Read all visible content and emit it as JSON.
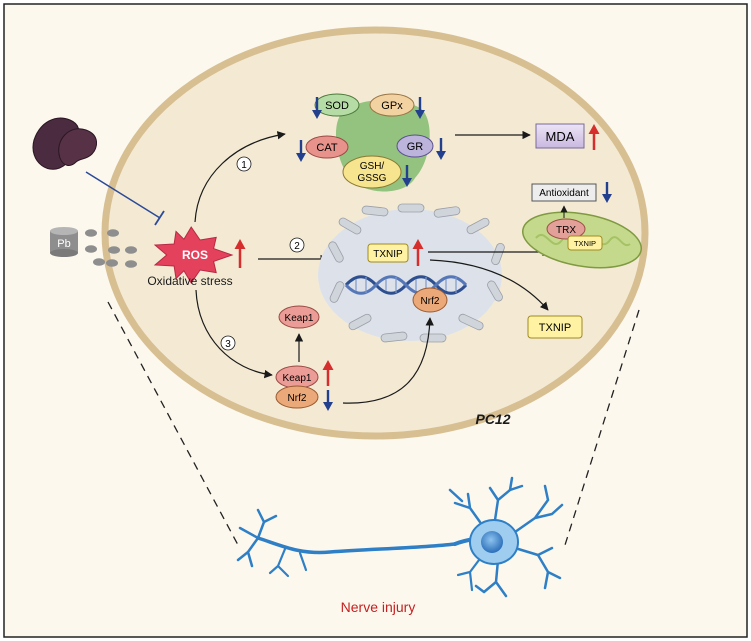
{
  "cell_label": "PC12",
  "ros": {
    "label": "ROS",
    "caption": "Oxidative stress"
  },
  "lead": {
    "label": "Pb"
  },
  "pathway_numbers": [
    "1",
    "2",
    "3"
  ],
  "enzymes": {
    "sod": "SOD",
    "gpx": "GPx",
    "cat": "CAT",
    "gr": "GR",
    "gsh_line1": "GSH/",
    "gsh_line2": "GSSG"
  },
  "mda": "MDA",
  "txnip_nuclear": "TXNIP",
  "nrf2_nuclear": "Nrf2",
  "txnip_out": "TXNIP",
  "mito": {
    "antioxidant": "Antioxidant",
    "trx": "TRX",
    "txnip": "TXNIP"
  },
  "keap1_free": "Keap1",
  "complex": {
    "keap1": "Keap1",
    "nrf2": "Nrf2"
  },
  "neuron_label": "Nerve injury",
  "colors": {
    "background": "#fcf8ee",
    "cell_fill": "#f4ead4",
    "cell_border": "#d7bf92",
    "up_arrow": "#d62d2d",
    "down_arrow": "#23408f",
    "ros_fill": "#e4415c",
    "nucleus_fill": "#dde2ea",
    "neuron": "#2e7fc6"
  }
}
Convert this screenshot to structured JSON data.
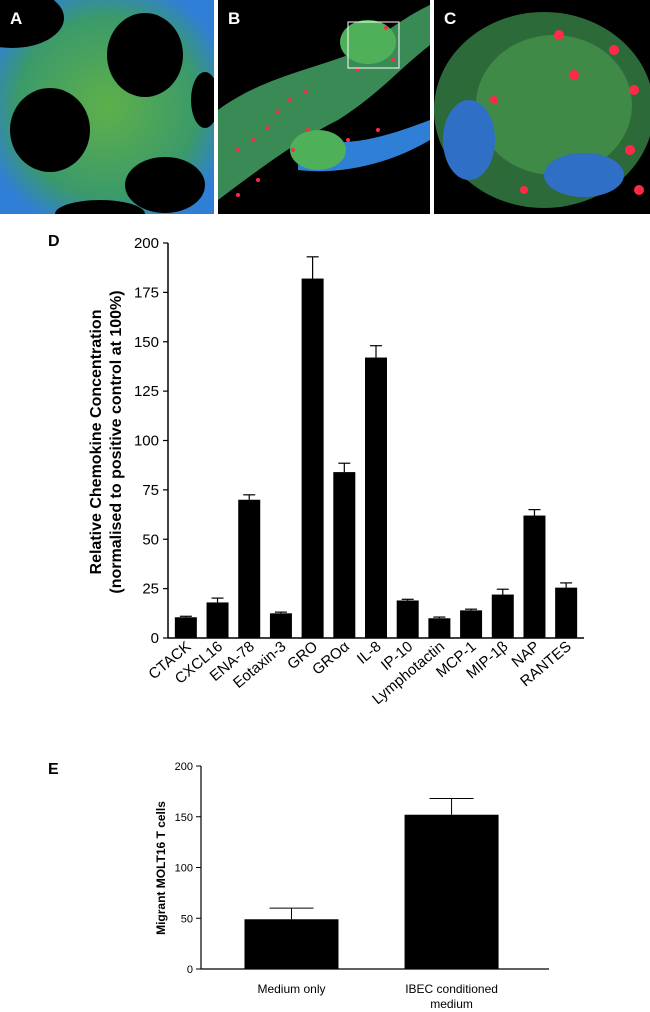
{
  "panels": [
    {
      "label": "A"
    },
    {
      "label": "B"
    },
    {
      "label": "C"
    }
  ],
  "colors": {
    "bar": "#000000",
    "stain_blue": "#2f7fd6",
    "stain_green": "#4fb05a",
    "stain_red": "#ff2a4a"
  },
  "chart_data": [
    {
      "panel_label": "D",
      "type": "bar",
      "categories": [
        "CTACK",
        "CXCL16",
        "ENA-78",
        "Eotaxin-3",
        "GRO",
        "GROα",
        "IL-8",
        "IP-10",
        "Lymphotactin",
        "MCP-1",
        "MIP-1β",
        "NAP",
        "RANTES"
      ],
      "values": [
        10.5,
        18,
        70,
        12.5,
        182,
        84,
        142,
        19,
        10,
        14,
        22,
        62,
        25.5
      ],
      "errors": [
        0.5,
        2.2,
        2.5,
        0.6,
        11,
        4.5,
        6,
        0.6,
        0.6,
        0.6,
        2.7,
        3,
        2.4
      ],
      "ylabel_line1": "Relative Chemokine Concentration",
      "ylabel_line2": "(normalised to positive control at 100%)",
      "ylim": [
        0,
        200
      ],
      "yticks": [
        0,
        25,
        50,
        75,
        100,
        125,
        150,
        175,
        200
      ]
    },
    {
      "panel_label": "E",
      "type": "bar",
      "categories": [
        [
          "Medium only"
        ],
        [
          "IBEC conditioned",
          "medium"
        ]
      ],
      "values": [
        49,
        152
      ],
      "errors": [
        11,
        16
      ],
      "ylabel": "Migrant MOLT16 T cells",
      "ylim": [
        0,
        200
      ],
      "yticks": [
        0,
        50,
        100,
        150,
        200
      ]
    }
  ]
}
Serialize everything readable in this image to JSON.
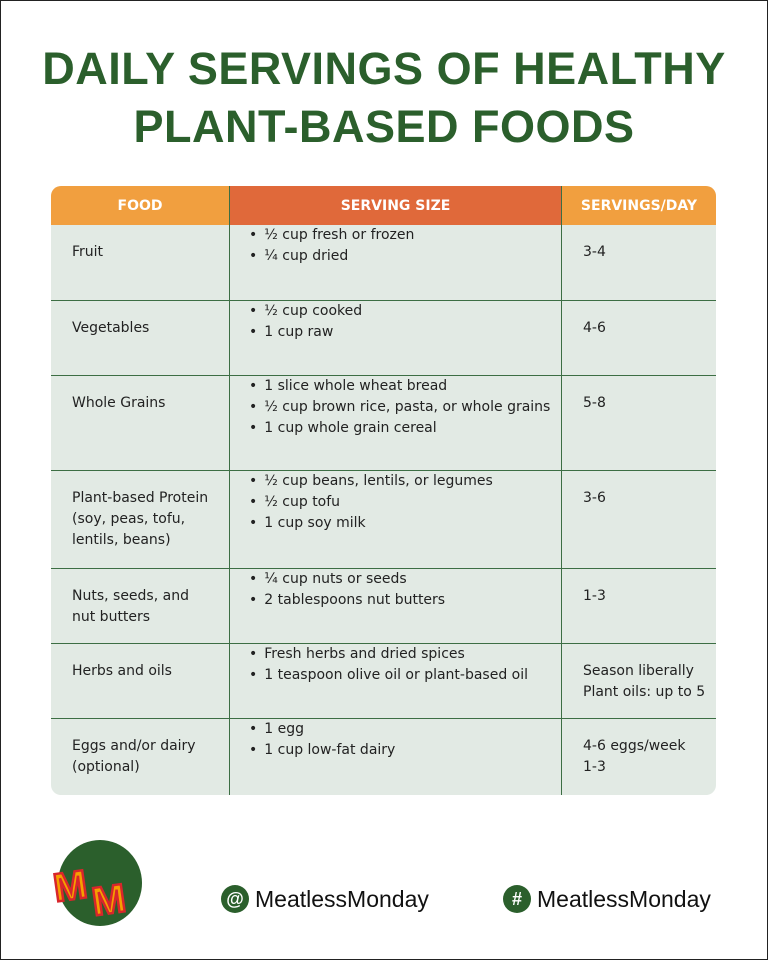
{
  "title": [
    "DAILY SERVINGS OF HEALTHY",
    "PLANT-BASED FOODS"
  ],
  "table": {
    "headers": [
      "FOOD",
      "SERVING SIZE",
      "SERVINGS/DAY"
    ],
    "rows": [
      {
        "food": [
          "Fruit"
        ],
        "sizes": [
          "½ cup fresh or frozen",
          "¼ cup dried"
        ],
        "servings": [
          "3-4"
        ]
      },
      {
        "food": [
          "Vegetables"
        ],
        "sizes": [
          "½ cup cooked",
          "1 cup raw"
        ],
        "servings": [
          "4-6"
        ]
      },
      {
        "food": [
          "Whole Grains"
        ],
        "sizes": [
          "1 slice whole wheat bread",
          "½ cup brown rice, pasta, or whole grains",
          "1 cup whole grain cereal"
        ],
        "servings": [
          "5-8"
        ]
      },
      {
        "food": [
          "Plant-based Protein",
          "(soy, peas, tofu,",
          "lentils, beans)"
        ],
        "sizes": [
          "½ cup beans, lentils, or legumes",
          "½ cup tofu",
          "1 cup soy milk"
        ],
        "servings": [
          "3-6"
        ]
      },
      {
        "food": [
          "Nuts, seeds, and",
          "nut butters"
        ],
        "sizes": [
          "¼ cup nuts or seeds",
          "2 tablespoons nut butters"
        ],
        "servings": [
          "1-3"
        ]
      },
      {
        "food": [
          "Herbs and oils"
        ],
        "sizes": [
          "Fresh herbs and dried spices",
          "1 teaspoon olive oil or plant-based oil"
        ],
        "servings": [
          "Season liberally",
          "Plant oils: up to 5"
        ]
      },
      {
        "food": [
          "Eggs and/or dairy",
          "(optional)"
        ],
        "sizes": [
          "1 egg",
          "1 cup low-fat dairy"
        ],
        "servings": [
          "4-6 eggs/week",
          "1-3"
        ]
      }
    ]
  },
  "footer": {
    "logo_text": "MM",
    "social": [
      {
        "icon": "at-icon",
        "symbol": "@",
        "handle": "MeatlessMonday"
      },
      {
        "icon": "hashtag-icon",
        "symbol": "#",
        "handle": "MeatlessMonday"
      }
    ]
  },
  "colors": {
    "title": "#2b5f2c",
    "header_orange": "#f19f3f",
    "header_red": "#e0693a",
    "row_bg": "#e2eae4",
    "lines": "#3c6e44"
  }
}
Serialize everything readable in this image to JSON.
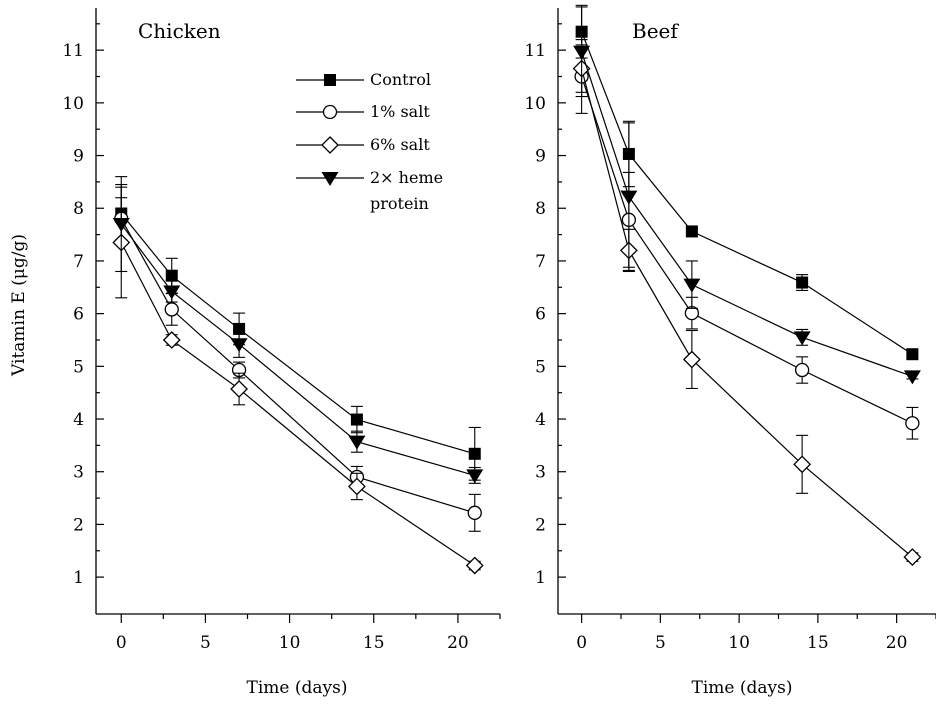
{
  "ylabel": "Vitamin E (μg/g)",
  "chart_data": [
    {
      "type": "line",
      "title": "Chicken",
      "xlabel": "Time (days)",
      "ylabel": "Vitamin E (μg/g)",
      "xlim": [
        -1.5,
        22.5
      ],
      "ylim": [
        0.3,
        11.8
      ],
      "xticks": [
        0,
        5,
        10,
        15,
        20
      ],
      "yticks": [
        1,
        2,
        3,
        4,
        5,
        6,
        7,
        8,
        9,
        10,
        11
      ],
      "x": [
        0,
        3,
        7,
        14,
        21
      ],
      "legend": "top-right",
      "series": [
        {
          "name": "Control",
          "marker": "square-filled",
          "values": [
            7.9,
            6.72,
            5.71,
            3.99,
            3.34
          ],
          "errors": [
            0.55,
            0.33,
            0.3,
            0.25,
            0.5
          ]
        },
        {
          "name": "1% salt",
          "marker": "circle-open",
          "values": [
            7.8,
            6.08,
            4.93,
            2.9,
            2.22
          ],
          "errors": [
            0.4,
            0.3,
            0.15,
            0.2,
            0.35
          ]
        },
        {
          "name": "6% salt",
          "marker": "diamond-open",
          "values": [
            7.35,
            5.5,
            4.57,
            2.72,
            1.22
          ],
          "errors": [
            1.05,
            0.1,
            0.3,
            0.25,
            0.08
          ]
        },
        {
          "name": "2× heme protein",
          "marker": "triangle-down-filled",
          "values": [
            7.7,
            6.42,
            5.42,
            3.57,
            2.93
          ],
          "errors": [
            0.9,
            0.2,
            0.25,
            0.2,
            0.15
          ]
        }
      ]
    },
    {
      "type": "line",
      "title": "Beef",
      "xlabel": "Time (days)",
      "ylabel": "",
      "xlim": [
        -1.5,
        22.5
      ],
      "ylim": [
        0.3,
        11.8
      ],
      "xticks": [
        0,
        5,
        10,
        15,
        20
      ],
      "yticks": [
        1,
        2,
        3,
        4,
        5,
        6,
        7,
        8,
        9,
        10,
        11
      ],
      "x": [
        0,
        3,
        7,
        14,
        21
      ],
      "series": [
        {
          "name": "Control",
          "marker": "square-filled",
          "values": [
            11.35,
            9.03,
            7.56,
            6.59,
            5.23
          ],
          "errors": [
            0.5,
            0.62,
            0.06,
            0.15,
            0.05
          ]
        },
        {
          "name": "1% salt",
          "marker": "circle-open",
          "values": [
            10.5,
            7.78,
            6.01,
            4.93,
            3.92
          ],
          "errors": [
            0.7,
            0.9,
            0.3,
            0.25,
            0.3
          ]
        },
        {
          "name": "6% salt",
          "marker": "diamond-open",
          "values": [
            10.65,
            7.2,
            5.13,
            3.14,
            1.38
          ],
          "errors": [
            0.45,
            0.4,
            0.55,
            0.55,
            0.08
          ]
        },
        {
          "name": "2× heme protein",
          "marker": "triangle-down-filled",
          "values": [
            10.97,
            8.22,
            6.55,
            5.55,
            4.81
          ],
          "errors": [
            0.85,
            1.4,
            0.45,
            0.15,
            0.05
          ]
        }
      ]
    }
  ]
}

◆ ◆ ◆ ◆ ◆

Pull out every line holding "dried" from the records above, and copy it.

          "¼ cup dried"
          "Fresh herbs and dried spices",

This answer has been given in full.